▶ **Set exercise**
Reproduce the records below in their entirety, character for character.

Stored records:
* * * * * * * * *

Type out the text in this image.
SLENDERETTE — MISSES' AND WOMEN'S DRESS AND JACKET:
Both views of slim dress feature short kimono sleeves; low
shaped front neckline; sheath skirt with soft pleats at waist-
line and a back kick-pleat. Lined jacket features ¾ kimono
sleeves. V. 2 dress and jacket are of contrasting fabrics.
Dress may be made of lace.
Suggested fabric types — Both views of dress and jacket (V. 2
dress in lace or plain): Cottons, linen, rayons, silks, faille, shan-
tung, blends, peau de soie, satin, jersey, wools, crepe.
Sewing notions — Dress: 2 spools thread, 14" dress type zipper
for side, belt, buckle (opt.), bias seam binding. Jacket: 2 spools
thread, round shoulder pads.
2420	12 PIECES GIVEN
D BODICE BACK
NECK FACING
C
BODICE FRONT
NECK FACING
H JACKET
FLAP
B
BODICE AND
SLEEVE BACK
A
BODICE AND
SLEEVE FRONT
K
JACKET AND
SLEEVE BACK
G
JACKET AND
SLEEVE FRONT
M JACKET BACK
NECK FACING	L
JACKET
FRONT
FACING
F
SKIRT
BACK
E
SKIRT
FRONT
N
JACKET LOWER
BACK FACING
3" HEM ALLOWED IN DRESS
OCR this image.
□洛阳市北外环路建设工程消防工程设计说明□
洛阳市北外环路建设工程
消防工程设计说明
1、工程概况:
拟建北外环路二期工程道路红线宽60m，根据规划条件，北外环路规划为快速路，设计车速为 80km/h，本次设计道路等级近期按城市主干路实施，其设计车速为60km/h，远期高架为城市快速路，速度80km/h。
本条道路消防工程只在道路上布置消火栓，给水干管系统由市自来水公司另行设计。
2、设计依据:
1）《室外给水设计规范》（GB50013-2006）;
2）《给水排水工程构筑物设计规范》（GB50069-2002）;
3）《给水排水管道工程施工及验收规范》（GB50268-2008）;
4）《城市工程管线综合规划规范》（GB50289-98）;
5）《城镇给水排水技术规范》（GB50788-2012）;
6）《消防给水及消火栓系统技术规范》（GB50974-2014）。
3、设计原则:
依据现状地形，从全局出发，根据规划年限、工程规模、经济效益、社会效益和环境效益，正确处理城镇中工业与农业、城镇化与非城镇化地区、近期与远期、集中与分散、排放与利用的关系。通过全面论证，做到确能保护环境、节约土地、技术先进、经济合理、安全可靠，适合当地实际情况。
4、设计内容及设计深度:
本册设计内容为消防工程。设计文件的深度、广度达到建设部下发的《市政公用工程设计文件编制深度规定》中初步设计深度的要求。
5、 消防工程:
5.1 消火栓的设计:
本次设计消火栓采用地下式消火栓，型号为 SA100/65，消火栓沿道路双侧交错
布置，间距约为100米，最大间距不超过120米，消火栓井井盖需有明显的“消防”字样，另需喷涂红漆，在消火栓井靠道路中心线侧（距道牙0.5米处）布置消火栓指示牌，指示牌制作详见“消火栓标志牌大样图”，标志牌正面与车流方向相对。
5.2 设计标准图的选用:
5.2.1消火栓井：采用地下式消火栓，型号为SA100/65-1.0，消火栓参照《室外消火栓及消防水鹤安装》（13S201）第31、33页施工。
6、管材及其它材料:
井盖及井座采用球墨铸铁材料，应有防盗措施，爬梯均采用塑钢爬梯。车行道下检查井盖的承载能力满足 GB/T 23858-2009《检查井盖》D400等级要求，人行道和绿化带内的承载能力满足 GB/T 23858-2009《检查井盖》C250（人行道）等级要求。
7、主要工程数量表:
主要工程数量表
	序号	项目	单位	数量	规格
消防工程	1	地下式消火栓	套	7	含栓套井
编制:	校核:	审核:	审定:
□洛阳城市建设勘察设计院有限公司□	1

* * * * * * * * *

▶ **Exercise output**
Type out the text in this image.
SLENDERETTE — MISSES' AND WOMEN'S DRESS AND JACKET:
Both views of slim dress feature short kimono sleeves; low
shaped front neckline; sheath skirt with soft pleats at waist-
line and a back kick-pleat. Lined jacket features ¾ kimono
sleeves. V. 2 dress and jacket are of contrasting fabrics.
Dress may be made of lace.
Suggested fabric types — Both views of dress and jacket (V. 2
dress in lace or plain): Cottons, linen, rayons, silks, faille, shan-
tung, blends, peau de soie, satin, jersey, wools, crepe.
Sewing notions — Dress: 2 spools thread, 14" dress type zipper
for side, belt, buckle (opt.), bias seam binding. Jacket: 2 spools
thread, round shoulder pads.
2420	12 PIECES GIVEN
D BODICE BACK
NECK FACING
C
BODICE FRONT
NECK FACING
H JACKET
FLAP
B
BODICE AND
SLEEVE BACK
A
BODICE AND
SLEEVE FRONT
K
JACKET AND
SLEEVE BACK
G
JACKET AND
SLEEVE FRONT
M JACKET BACK
NECK FACING	L
JACKET
FRONT
FACING
F
SKIRT
BACK
E
SKIRT
FRONT
N
JACKET LOWER
BACK FACING
3" HEM ALLOWED IN DRESS
OCR this image.
□洛阳市北外环路建设工程消防工程设计说明□
洛阳市北外环路建设工程
消防工程设计说明
1、工程概况:
拟建北外环路二期工程道路红线宽60m，根据规划条件，北外环路规划为快速路，设计车速为 80km/h，本次设计道路等级近期按城市主干路实施，其设计车速为60km/h，远期高架为城市快速路，速度80km/h。
本条道路消防工程只在道路上布置消火栓，给水干管系统由市自来水公司另行设计。
2、设计依据:
1）《室外给水设计规范》（GB50013-2006）;
2）《给水排水工程构筑物设计规范》（GB50069-2002）;
3）《给水排水管道工程施工及验收规范》（GB50268-2008）;
4）《城市工程管线综合规划规范》（GB50289-98）;
5）《城镇给水排水技术规范》（GB50788-2012）;
6）《消防给水及消火栓系统技术规范》（GB50974-2014）。
3、设计原则:
依据现状地形，从全局出发，根据规划年限、工程规模、经济效益、社会效益和环境效益，正确处理城镇中工业与农业、城镇化与非城镇化地区、近期与远期、集中与分散、排放与利用的关系。通过全面论证，做到确能保护环境、节约土地、技术先进、经济合理、安全可靠，适合当地实际情况。
4、设计内容及设计深度:
本册设计内容为消防工程。设计文件的深度、广度达到建设部下发的《市政公用工程设计文件编制深度规定》中初步设计深度的要求。
5、 消防工程:
5.1 消火栓的设计:
本次设计消火栓采用地下式消火栓，型号为 SA100/65，消火栓沿道路双侧交错
布置，间距约为100米，最大间距不超过120米，消火栓井井盖需有明显的“消防”字样，另需喷涂红漆，在消火栓井靠道路中心线侧（距道牙0.5米处）布置消火栓指示牌，指示牌制作详见“消火栓标志牌大样图”，标志牌正面与车流方向相对。
5.2 设计标准图的选用:
5.2.1消火栓井：采用地下式消火栓，型号为SA100/65-1.0，消火栓参照《室外消火栓及消防水鹤安装》（13S201）第31、33页施工。
6、管材及其它材料:
井盖及井座采用球墨铸铁材料，应有防盗措施，爬梯均采用塑钢爬梯。车行道下检查井盖的承载能力满足 GB/T 23858-2009《检查井盖》D400等级要求，人行道和绿化带内的承载能力满足 GB/T 23858-2009《检查井盖》C250（人行道）等级要求。
7、主要工程数量表:
主要工程数量表
	序号	项目	单位	数量	规格
消防工程	1	地下式消火栓	套	7	含栓套井
编制:	校核:	审核:	审定:
□洛阳城市建设勘察设计院有限公司□	1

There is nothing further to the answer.